[START OF DATA]
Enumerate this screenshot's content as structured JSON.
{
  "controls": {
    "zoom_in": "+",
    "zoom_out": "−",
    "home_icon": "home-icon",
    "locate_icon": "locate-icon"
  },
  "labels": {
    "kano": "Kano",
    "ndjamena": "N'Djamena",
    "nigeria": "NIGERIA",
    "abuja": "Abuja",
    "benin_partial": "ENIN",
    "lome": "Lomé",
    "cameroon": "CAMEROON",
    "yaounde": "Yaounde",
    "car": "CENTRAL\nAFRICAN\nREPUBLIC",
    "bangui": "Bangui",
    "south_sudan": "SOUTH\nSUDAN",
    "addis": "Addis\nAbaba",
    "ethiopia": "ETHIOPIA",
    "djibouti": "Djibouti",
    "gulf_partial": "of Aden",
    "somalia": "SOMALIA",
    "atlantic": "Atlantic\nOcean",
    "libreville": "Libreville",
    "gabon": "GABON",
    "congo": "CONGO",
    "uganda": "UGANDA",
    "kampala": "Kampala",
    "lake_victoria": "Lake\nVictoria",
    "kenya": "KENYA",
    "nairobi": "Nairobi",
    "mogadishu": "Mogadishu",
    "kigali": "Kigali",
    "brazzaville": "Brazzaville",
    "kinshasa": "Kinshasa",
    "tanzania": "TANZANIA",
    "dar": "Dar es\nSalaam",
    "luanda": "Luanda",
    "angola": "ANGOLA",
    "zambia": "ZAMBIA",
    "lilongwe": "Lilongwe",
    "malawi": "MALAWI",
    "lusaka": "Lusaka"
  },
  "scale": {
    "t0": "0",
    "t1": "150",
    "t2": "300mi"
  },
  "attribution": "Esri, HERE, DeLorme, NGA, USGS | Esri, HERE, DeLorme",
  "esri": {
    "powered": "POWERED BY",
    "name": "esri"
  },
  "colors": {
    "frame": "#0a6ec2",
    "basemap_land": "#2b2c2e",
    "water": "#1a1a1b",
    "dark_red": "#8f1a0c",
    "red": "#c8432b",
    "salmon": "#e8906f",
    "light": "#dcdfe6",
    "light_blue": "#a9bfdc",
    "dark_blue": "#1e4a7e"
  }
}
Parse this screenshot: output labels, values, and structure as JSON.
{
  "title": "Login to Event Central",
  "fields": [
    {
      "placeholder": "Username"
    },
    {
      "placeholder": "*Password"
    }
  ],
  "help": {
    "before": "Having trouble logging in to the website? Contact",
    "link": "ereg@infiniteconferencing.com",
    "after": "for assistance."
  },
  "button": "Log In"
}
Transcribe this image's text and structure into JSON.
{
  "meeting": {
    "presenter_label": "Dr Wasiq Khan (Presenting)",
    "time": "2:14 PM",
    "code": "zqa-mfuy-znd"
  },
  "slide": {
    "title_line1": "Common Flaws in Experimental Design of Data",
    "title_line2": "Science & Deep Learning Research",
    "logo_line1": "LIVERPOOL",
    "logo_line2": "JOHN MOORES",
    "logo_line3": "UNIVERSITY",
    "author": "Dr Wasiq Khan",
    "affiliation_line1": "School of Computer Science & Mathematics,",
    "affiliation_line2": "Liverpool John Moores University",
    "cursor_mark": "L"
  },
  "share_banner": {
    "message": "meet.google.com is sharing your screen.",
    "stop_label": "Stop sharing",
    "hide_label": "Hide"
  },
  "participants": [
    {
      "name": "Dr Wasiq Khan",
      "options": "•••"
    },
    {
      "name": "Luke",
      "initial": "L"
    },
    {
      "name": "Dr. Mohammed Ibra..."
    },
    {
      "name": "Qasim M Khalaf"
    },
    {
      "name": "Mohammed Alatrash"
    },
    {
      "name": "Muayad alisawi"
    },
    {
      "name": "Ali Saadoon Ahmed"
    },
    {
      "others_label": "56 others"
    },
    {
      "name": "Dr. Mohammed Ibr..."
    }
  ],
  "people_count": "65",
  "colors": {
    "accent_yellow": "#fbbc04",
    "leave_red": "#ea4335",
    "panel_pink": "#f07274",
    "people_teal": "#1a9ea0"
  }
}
[END OF DATA]
WORK TO COMPLETE:
Report how many lines of the entries hold the string "this". Provide the number alone.

EXERCISE ANSWER:
3